## Goal
Return, unchanged, the rows from the one containing "legend-label: A (Not" through the one containing "bar-segment (711, 292, 723, 296)", with both of those rows included.

## Data records
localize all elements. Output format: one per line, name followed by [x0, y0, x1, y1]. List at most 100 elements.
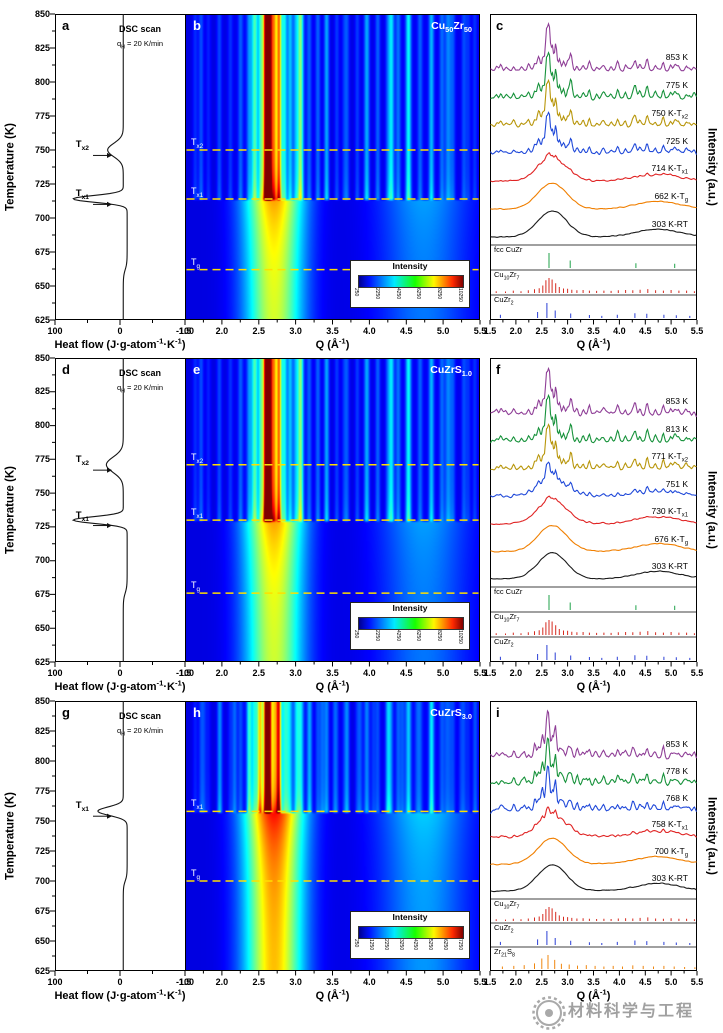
transition-line-label: Tx1: [191, 185, 204, 199]
colorbar-tick-label: 4250: [412, 939, 419, 951]
dsc-scan-title: DSC scan: [118, 24, 162, 34]
q-tick-label: 4.5: [399, 326, 413, 336]
temp-tick-label: 800: [34, 420, 50, 431]
temp-tick-label: 650: [34, 935, 50, 946]
panel-letter: b: [193, 18, 201, 33]
panel-letter: d: [62, 362, 70, 377]
transition-line-label: Tx1: [191, 507, 204, 520]
temp-tick-label: 650: [34, 622, 50, 633]
q-tick-label: 5.0: [436, 326, 450, 336]
dsc-rate-label: qH = 20 K/min: [116, 383, 164, 395]
colorbar-tick-label: 8250: [436, 630, 443, 642]
temp-tick-label: 650: [34, 280, 50, 291]
q-tick-label: 3.0: [289, 668, 302, 678]
ref-phase-label: Cu10Zr7: [494, 612, 520, 624]
dsc-annotation-label: Tx1: [75, 509, 89, 523]
q-tick-label: 1.5: [483, 668, 497, 678]
q-tick-label: 1.5: [483, 977, 497, 987]
heatflow-axis-title: Heat flow (J·g-atom-1·K-1): [54, 336, 186, 351]
temp-tick-label: 850: [34, 352, 50, 363]
colorbar-tick-label: 4250: [394, 288, 401, 300]
q-tick-label: 5.5: [473, 977, 487, 987]
q-tick-label: 3.0: [561, 977, 574, 987]
colorbar-tick-label: 6250: [415, 630, 422, 642]
q-tick-label: 3.0: [289, 977, 302, 987]
panel-letter: h: [193, 705, 201, 720]
q-tick-label: 3.0: [561, 668, 574, 678]
intensity-axis-title: Intensity (a.u.): [705, 128, 718, 206]
xrd-curve-label: 775 K: [665, 79, 688, 90]
temp-tick-label: 675: [34, 588, 50, 599]
dsc-annotation-label: Tx2: [75, 454, 89, 468]
dsc-rate-label: qH = 20 K/min: [116, 726, 164, 738]
panel-letter: e: [193, 362, 201, 377]
heatflow-tick-label: 100: [47, 977, 63, 987]
temp-tick-label: 675: [34, 905, 50, 916]
q-tick-label: 4.0: [613, 977, 626, 987]
sample-label: Cu50Zr50: [431, 20, 472, 35]
q-tick-label: 4.5: [638, 326, 652, 336]
temp-tick-label: 675: [34, 246, 50, 257]
heatflow-tick-label: 100: [47, 326, 63, 336]
colorbar-tick-label: 4250: [394, 630, 401, 642]
panel-letter: i: [496, 705, 500, 720]
colorbar-gradient: [358, 617, 464, 630]
colorbar-tick-label: 7250: [457, 939, 463, 951]
temp-tick-label: 750: [34, 487, 50, 498]
q-tick-label: 5.0: [436, 668, 450, 678]
dsc-panel-g: [55, 701, 185, 971]
q-axis-title: Q (Å-1): [315, 987, 350, 1002]
colorbar-tick-label: 3250: [397, 939, 404, 951]
q-tick-label: 1.5: [178, 326, 192, 336]
colorbar-tick-label: 5250: [427, 939, 434, 951]
q-tick-label: 5.0: [664, 326, 678, 336]
q-tick-label: 1.5: [483, 326, 497, 336]
colorbar-tick-label: 10250: [457, 288, 463, 302]
colorbar-gradient: [358, 275, 464, 288]
colorbar-tick-label: 250: [353, 939, 359, 948]
ref-phase-label: CuZr2: [494, 637, 514, 649]
temp-tick-label: 775: [34, 110, 50, 121]
q-tick-label: 5.0: [436, 977, 450, 987]
colorbar-tick-label: 2250: [382, 939, 389, 951]
heatflow-axis-title: Heat flow (J·g-atom-1·K-1): [54, 987, 186, 1002]
q-tick-label: 4.0: [363, 326, 376, 336]
q-tick-label: 4.5: [399, 668, 413, 678]
xrd-curve-label: 730 K-Tx1: [651, 506, 688, 519]
xrd-curve-label: 853 K: [665, 739, 688, 749]
q-axis-title: Q (Å-1): [576, 678, 611, 693]
q-tick-label: 2.5: [252, 977, 265, 987]
q-tick-label: 1.5: [178, 977, 192, 987]
panel-letter: c: [496, 18, 504, 33]
xrd-curve-label: 771 K-Tx2: [651, 451, 688, 464]
q-tick-label: 5.5: [690, 326, 704, 336]
temp-tick-label: 800: [34, 76, 50, 87]
q-tick-label: 2.5: [535, 668, 548, 678]
q-tick-label: 2.0: [215, 668, 229, 678]
intensity-axis-title: Intensity (a.u.): [705, 797, 718, 875]
xrd-curve-label: 768 K: [665, 792, 688, 803]
temp-axis-title: Temperature (K): [4, 466, 17, 554]
colorbar-title: Intensity: [392, 603, 428, 613]
temp-tick-label: 750: [34, 815, 50, 826]
q-axis-title: Q (Å-1): [576, 987, 611, 1002]
temp-axis-title: Temperature (K): [4, 792, 17, 880]
colorbar-tick-label: 250: [353, 288, 359, 297]
temp-tick-label: 700: [34, 555, 50, 566]
temp-tick-label: 725: [34, 178, 50, 189]
transition-line-label: Tg: [191, 256, 201, 270]
heatflow-axis-title: Heat flow (J·g-atom-1·K-1): [54, 678, 186, 693]
panel-letter: g: [62, 705, 70, 720]
heatflow-tick-label: 100: [47, 668, 63, 678]
xrd-curve-label: 303 K-RT: [651, 561, 688, 571]
q-tick-label: 3.5: [326, 326, 339, 336]
colorbar-legend: Intensity 250 1250 2250 3250 4250 5250 6250 7250: [350, 911, 470, 959]
dsc-annotation-label: Tx1: [75, 188, 89, 202]
heatflow-tick-label: 0: [117, 668, 123, 678]
q-axis-title: Q (Å-1): [576, 336, 611, 351]
transition-line-label: Tg: [191, 868, 201, 881]
q-tick-label: 4.0: [363, 668, 376, 678]
xrd-curve-label: 778 K: [665, 765, 688, 776]
colorbar-tick-label: 2250: [373, 288, 380, 300]
colorbar-tick-label: 2250: [373, 630, 380, 642]
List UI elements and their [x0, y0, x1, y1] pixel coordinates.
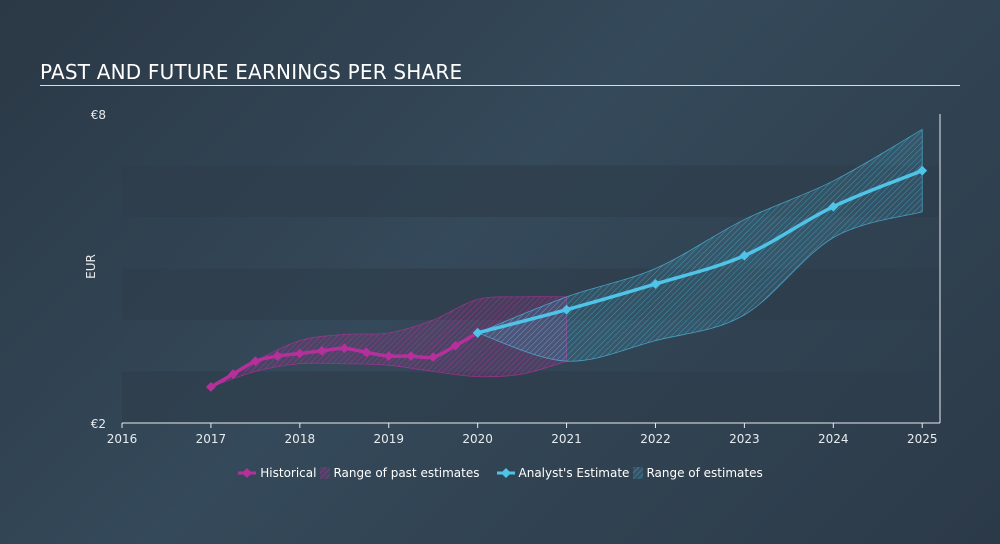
legend-historical-label: Historical: [260, 466, 317, 480]
estimate-line: [475, 168, 924, 335]
x-tick-label: 2018: [285, 432, 316, 446]
x-tick-label: 2017: [196, 432, 227, 446]
x-tick-label: 2023: [729, 432, 760, 446]
historical-data-point: [228, 369, 239, 380]
historical-data-point: [250, 356, 261, 367]
future-range-swatch-icon: [633, 467, 644, 479]
estimate-data-point: [917, 165, 928, 176]
historical-data-point: [339, 343, 350, 354]
estimate-marker-icon: [496, 468, 515, 478]
series-lines: [205, 165, 928, 392]
historical-marker-icon: [238, 468, 257, 478]
legend-estimate-label: Analyst's Estimate: [518, 466, 630, 480]
legend-estimate[interactable]: Analyst's Estimate: [496, 466, 630, 480]
estimate-data-point: [650, 279, 661, 289]
legend-past-range-label: Range of past estimates: [333, 466, 480, 480]
chart-title: PAST AND FUTURE EARNINGS PER SHARE: [40, 60, 463, 84]
chart-legend: Historical Range of past estimates Analy…: [0, 466, 1000, 480]
y-axis-label: EUR: [84, 254, 98, 279]
title-divider: [40, 85, 960, 86]
historical-data-point: [272, 351, 283, 361]
x-tick-label: 2019: [373, 432, 404, 446]
axes: 2016 2017 2018 2019 2020 2021 2022 2023 2024 2025…: [84, 108, 941, 446]
estimate-data-point: [561, 304, 572, 315]
y-tick-label: €2: [91, 417, 106, 431]
past-range-swatch-icon: [320, 467, 331, 479]
x-tick-label: 2021: [551, 432, 582, 446]
historical-data-point: [428, 352, 439, 363]
x-tick-label: 2025: [907, 432, 938, 446]
y-tick-label: €8: [91, 108, 106, 122]
x-tick-label: 2020: [462, 432, 493, 446]
legend-future-range[interactable]: Range of estimates: [633, 466, 763, 480]
historical-data-point: [406, 351, 416, 361]
legend-future-range-label: Range of estimates: [646, 466, 763, 480]
estimate-data-point: [739, 250, 750, 261]
x-tick-label: 2016: [107, 432, 138, 446]
x-tick-label: 2022: [640, 432, 671, 446]
historical-data-point: [383, 351, 394, 361]
historical-data-point: [294, 348, 305, 359]
historical-data-point: [450, 340, 461, 351]
estimate-data-point: [472, 327, 483, 338]
historical-data-point: [361, 347, 372, 358]
estimate-data-point: [828, 201, 839, 212]
historical-data-point: [317, 345, 328, 356]
legend-historical[interactable]: Historical: [237, 466, 316, 480]
historical-data-point: [205, 382, 216, 392]
background-band: [122, 371, 940, 423]
future-estimates-range: [476, 128, 923, 362]
legend-past-range[interactable]: Range of past estimates: [320, 466, 480, 480]
x-tick-label: 2024: [818, 432, 849, 446]
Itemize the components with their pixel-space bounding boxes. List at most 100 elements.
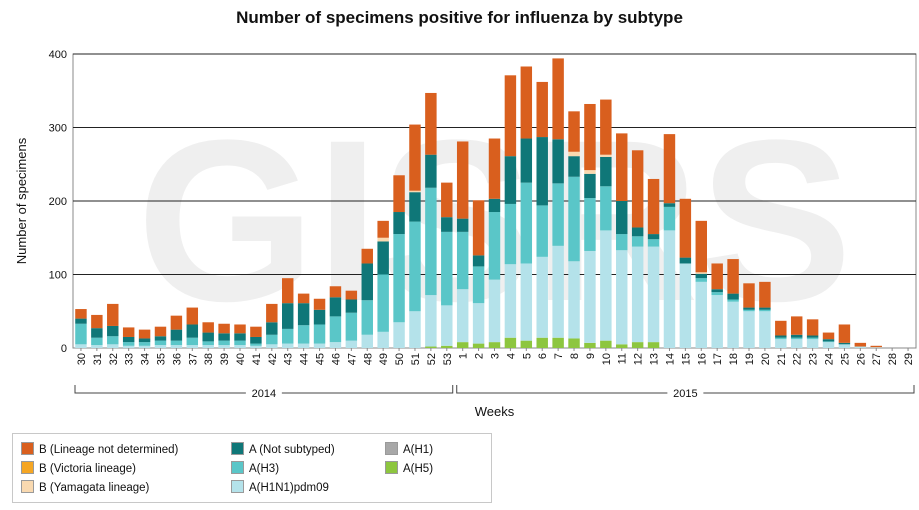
legend-label: A (Not subtyped) (249, 444, 335, 456)
bar-segment (377, 237, 389, 242)
bar-segment (616, 201, 628, 235)
bar-segment (695, 220, 707, 273)
bar-segment (472, 266, 485, 304)
bar-segment (822, 339, 835, 342)
bar-segment (520, 66, 533, 139)
x-tick-label: 20 (760, 353, 772, 365)
bar-segment (631, 342, 644, 348)
bar-segment (377, 331, 389, 348)
bar-segment (170, 329, 183, 341)
bar-segment (107, 325, 119, 337)
x-axis-title: Weeks (475, 404, 515, 419)
bar-segment (663, 134, 676, 204)
bar-segment (329, 316, 342, 343)
bar-segment (345, 299, 358, 313)
bar-segment (552, 337, 564, 348)
bar-segment (679, 198, 692, 258)
x-tick-label: 12 (633, 353, 645, 365)
x-tick-label: 10 (601, 353, 613, 365)
legend-swatch (21, 442, 34, 455)
x-tick-label: 25 (839, 353, 851, 365)
bar-segment (584, 198, 596, 251)
legend-item-a-not-subtyped: A (Not subtyped) (231, 442, 335, 456)
x-tick-label: 45 (315, 353, 327, 365)
bar-segment (647, 246, 660, 343)
bar-segment (552, 245, 564, 338)
legend-item-b-lineage-not-determined: B (Lineage not determined) (21, 442, 178, 456)
bar-segment (186, 337, 199, 346)
bar-segment (186, 324, 199, 338)
bar-segment (663, 206, 676, 231)
year-label: 2014 (252, 388, 276, 400)
bar-segment (393, 175, 405, 213)
legend-swatch (231, 442, 244, 455)
bar-segment (297, 293, 310, 304)
bar-segment (170, 345, 183, 348)
bar-segment (711, 292, 723, 296)
bar-segment (234, 324, 246, 334)
bar-segment (345, 340, 358, 348)
bar-segment (695, 273, 707, 279)
bar-segment (297, 303, 310, 326)
legend: B (Lineage not determined) B (Victoria l… (12, 433, 492, 503)
bar-segment (647, 178, 660, 235)
bar-segment (711, 289, 723, 293)
bar-segment (409, 311, 421, 348)
bar-segment (584, 342, 596, 348)
bar-segment (743, 309, 755, 312)
x-tick-label: 21 (776, 353, 788, 365)
bar-segment (409, 221, 421, 312)
bar-segment (663, 230, 676, 348)
bar-segment (727, 301, 739, 348)
bar-segment (170, 315, 183, 330)
x-tick-label: 4 (505, 353, 517, 359)
x-tick-label: 8 (569, 353, 581, 359)
y-tick-label: 200 (49, 196, 67, 208)
bar-segment (409, 192, 421, 222)
x-tick-label: 44 (299, 353, 311, 365)
bar-segment (472, 255, 485, 267)
x-tick-label: 52 (426, 353, 438, 365)
bar-segment (266, 334, 278, 345)
bar-segment (520, 182, 533, 264)
x-tick-label: 24 (824, 353, 836, 365)
bar-segment (679, 263, 692, 348)
bar-segment (456, 342, 469, 348)
bar-segment (536, 81, 548, 138)
bar-segment (536, 256, 548, 338)
x-tick-label: 50 (394, 353, 406, 365)
y-axis-title: Number of specimens (14, 137, 29, 264)
bar-segment (504, 75, 517, 157)
bar-segment (775, 335, 787, 338)
bar-segment (218, 333, 230, 341)
chart-title: Number of specimens positive for influen… (236, 8, 683, 27)
bar-segment (186, 345, 199, 348)
bar-segment (488, 212, 501, 280)
bar-segment (377, 241, 389, 275)
bar-segment (711, 263, 723, 290)
bar-segment (695, 278, 707, 282)
bar-segment (488, 198, 501, 213)
bar-segment (266, 322, 278, 335)
bar-segment (584, 103, 596, 171)
x-tick-label: 51 (410, 353, 422, 365)
x-tick-label: 27 (871, 353, 883, 365)
bar-segment (75, 318, 87, 324)
bar-segment (584, 170, 596, 174)
bar-segment (122, 327, 135, 337)
bar-segment (600, 99, 612, 155)
bar-segment (107, 336, 119, 345)
bar-segment (616, 234, 628, 251)
bar-segment (456, 218, 469, 232)
bar-segment (536, 337, 548, 348)
bar-segment (91, 328, 103, 338)
legend-item-b-victoria: B (Victoria lineage) (21, 461, 136, 475)
bars (75, 58, 882, 348)
bar-segment (743, 283, 755, 308)
bar-segment (138, 342, 151, 346)
x-tick-label: 15 (680, 353, 692, 365)
x-tick-label: 33 (124, 353, 136, 365)
bar-segment (568, 261, 580, 339)
bar-segment (616, 344, 628, 348)
bar-segment (75, 344, 87, 348)
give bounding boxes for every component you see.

## Answer to this problem
legend-label: A (Not subtyped) (249, 444, 335, 456)
bar-segment (377, 237, 389, 242)
bar-segment (616, 201, 628, 235)
bar-segment (695, 220, 707, 273)
bar-segment (472, 266, 485, 304)
bar-segment (822, 339, 835, 342)
bar-segment (520, 66, 533, 139)
x-tick-label: 20 (760, 353, 772, 365)
bar-segment (631, 342, 644, 348)
bar-segment (377, 331, 389, 348)
bar-segment (170, 329, 183, 341)
bar-segment (107, 325, 119, 337)
x-axis-title: Weeks (475, 404, 515, 419)
bar-segment (663, 134, 676, 204)
bar-segment (329, 316, 342, 343)
bar-segment (345, 299, 358, 313)
bar-segment (552, 337, 564, 348)
bar-segment (679, 198, 692, 258)
x-tick-label: 12 (633, 353, 645, 365)
x-tick-label: 10 (601, 353, 613, 365)
legend-swatch (21, 442, 34, 455)
x-tick-label: 25 (839, 353, 851, 365)
bar-segment (584, 198, 596, 251)
legend-item-a-not-subtyped: A (Not subtyped) (231, 442, 335, 456)
x-tick-label: 45 (315, 353, 327, 365)
bar-segment (647, 246, 660, 343)
bar-segment (552, 245, 564, 338)
legend-item-b-lineage-not-determined: B (Lineage not determined) (21, 442, 178, 456)
bar-segment (186, 337, 199, 346)
bar-segment (186, 324, 199, 338)
bar-segment (663, 206, 676, 231)
year-label: 2014 (252, 388, 276, 400)
bar-segment (393, 175, 405, 213)
legend-swatch (231, 442, 244, 455)
bar-segment (297, 293, 310, 304)
bar-segment (170, 345, 183, 348)
bar-segment (711, 292, 723, 296)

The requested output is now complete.